◆ DATASET EXTRACT
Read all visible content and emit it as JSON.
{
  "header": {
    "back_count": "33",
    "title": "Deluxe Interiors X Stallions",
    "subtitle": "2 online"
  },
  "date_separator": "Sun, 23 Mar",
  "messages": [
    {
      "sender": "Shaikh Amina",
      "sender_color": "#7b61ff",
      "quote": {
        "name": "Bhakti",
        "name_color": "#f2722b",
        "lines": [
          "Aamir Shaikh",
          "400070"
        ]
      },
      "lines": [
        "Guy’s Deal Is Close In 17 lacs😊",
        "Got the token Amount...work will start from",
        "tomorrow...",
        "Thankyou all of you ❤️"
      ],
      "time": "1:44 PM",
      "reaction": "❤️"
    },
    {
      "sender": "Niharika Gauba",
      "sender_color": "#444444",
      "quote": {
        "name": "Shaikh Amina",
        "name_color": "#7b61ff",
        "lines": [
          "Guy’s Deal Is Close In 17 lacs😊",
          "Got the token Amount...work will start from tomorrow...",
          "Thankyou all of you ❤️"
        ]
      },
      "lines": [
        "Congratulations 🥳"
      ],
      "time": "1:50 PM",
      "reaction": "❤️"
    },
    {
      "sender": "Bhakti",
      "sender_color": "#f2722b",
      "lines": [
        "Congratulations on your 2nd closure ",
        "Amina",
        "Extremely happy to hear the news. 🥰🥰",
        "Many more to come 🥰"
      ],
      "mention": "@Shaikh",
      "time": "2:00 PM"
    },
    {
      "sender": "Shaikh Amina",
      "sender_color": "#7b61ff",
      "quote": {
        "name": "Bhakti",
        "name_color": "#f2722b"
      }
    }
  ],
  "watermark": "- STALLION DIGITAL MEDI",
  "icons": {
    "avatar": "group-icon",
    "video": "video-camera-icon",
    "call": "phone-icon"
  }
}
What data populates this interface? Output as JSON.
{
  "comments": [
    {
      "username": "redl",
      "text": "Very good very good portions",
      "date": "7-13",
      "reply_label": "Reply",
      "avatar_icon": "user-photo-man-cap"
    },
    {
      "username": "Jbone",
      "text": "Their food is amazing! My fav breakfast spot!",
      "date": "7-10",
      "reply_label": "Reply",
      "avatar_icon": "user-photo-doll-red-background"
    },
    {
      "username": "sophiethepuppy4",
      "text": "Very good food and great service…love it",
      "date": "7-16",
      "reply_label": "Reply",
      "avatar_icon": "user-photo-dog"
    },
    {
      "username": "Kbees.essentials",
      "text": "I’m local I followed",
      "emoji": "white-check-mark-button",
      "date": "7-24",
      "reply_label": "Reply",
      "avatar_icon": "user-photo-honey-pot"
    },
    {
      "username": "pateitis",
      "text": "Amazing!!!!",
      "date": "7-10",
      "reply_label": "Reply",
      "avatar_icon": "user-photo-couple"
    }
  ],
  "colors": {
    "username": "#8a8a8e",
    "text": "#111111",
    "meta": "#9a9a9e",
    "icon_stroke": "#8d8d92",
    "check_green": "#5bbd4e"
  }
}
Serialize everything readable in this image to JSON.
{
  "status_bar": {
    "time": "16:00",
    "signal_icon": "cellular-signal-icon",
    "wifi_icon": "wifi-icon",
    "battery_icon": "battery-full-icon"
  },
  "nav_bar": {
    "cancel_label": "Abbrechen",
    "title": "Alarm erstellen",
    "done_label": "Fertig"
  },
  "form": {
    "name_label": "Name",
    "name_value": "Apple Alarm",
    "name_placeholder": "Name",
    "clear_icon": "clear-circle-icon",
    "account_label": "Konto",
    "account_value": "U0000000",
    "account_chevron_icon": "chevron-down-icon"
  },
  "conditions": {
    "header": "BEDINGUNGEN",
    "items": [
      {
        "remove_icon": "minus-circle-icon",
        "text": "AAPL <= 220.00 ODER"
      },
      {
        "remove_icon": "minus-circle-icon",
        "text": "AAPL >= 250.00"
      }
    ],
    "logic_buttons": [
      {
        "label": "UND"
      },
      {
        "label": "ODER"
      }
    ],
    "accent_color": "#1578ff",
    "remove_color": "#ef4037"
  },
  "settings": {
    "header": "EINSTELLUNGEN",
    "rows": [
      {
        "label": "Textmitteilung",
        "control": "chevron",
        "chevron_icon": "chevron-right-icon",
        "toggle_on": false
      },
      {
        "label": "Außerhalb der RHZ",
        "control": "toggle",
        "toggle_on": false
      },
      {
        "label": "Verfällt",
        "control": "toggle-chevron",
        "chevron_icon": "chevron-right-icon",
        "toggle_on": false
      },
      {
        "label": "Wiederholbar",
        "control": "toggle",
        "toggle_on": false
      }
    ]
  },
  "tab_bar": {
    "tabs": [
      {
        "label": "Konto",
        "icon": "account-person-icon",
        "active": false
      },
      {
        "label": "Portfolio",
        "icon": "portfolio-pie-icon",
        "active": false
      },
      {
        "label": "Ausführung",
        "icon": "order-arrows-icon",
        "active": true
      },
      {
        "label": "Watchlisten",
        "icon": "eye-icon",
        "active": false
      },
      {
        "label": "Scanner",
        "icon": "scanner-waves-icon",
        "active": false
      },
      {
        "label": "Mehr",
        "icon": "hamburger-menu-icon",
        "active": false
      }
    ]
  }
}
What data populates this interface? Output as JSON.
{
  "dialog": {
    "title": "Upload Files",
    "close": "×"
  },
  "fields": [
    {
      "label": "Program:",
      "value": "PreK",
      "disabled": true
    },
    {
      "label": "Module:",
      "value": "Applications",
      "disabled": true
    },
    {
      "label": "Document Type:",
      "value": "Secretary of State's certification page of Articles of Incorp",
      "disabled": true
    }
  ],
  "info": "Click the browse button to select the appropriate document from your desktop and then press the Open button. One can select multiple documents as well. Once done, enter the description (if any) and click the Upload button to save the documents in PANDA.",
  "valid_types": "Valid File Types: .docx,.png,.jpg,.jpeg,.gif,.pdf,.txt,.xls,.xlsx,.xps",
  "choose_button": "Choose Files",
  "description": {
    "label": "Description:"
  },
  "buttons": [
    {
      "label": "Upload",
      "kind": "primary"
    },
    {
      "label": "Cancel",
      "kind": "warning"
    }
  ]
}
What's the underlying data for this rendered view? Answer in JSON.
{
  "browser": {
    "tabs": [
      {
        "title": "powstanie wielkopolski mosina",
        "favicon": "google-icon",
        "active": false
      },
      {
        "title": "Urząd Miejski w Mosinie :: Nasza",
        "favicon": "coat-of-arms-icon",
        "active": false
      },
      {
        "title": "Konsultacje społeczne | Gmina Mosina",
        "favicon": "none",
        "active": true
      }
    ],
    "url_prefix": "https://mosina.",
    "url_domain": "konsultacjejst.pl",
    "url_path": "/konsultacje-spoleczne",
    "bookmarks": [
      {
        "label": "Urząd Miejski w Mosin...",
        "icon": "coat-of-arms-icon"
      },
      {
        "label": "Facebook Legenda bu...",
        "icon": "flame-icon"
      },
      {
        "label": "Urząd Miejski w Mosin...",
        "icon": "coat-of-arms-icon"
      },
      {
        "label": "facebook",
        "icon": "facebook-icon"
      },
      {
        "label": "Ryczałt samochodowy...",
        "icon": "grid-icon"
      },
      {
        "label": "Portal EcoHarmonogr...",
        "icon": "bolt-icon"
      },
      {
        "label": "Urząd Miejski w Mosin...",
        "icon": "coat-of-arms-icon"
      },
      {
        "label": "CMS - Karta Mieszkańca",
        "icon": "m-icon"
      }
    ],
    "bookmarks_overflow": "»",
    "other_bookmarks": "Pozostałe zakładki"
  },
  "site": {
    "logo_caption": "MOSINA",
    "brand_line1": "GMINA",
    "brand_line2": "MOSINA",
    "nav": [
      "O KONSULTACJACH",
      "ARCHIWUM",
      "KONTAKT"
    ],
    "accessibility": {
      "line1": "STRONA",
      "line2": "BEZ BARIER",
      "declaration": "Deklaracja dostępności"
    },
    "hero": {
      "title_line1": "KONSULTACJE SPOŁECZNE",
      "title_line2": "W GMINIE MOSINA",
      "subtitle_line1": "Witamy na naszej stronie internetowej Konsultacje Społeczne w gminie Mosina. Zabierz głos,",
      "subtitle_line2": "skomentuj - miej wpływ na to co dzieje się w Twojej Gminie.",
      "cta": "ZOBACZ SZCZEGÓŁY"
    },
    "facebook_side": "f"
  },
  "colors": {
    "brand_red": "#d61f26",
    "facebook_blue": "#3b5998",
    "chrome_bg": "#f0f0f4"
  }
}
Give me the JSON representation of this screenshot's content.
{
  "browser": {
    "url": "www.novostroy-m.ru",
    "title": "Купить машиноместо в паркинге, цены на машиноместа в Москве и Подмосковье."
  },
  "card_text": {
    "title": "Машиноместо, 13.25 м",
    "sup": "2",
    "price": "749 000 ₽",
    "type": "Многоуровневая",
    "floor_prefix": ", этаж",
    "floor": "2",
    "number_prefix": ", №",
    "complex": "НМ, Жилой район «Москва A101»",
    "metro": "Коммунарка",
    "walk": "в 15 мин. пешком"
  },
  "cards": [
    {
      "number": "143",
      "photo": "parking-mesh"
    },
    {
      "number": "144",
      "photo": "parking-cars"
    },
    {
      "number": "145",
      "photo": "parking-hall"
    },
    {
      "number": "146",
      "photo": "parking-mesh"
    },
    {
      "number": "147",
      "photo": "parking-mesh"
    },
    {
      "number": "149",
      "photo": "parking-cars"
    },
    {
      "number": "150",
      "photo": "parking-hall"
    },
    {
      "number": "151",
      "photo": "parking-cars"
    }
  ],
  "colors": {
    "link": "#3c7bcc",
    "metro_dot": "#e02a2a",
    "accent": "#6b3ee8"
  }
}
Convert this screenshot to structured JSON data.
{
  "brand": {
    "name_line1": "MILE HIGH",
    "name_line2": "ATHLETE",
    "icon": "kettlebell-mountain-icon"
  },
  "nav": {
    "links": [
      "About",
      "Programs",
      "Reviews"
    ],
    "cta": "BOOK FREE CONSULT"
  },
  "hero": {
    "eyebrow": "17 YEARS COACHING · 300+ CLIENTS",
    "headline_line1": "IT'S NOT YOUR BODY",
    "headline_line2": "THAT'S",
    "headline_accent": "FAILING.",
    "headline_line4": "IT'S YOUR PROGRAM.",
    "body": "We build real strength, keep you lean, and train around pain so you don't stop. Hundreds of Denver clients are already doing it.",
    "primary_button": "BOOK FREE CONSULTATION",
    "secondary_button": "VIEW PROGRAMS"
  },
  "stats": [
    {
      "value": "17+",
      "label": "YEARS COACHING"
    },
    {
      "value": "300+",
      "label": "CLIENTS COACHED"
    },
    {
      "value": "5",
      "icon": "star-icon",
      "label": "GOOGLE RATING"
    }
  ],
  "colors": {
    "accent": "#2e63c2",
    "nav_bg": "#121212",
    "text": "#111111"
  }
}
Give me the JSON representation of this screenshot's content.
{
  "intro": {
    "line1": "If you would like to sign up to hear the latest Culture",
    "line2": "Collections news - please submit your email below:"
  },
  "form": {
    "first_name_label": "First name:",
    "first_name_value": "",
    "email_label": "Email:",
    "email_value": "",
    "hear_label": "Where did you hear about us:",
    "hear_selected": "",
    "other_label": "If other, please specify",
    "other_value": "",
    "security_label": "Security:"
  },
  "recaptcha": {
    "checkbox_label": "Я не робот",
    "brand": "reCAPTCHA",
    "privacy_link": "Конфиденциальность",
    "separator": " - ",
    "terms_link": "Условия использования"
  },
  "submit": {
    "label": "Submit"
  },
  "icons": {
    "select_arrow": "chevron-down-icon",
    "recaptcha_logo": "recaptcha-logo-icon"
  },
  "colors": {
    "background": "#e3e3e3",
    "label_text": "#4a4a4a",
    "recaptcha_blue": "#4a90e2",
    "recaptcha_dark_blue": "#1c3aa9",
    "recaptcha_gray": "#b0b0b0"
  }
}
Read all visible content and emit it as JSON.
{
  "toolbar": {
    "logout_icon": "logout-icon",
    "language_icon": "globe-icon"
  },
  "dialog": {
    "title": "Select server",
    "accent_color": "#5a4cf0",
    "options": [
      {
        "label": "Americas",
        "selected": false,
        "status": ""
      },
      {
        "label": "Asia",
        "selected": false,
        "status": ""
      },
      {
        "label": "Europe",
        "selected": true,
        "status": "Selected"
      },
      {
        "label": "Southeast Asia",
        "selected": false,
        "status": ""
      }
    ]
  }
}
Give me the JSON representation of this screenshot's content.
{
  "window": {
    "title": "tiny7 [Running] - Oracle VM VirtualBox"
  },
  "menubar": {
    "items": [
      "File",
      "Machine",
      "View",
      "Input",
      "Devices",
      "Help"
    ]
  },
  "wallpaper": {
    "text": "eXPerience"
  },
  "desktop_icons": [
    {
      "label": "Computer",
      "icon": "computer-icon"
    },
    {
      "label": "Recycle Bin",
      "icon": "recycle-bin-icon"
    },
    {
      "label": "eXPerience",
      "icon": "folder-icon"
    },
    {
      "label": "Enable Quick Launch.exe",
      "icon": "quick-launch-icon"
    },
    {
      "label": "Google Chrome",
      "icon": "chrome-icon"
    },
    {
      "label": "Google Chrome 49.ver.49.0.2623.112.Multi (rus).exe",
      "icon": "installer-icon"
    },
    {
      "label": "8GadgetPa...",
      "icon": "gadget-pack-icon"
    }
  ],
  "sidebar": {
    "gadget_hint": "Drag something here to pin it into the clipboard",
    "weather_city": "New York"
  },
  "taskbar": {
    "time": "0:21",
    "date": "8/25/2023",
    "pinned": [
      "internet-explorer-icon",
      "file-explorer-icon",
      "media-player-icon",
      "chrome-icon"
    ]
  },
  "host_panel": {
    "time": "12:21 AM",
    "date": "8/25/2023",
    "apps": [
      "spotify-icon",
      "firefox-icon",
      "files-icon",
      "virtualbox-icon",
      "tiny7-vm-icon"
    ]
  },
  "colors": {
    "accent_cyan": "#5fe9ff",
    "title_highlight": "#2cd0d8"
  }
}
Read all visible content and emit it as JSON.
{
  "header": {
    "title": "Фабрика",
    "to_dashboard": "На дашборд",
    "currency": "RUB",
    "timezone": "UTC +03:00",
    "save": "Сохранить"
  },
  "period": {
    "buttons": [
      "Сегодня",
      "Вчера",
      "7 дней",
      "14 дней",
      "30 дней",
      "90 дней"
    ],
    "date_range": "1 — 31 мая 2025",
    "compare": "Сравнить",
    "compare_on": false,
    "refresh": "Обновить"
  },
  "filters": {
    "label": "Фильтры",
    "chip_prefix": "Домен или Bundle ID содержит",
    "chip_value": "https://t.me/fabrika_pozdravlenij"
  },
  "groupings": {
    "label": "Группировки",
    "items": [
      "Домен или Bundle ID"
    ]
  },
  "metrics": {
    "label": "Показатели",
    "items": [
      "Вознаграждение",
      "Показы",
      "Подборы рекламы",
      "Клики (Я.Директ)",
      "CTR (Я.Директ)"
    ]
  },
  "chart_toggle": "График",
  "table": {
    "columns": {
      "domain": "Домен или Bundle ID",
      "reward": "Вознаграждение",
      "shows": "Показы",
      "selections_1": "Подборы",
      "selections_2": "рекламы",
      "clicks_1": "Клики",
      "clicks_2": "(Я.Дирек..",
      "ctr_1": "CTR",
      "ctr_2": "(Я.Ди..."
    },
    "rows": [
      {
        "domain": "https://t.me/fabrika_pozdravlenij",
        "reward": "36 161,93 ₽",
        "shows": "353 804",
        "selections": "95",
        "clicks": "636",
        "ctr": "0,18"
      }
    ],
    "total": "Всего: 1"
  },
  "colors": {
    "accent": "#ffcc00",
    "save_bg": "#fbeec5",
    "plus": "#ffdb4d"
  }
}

◆ INSTRUCTIONS TO FOLLOW
Pull out each line of the listing that holds the string "Amount".

◆ FINISHED EXERCISE
        "Got the token Amount...work will start from",
          "Got the token Amount...work will start from tomorrow...",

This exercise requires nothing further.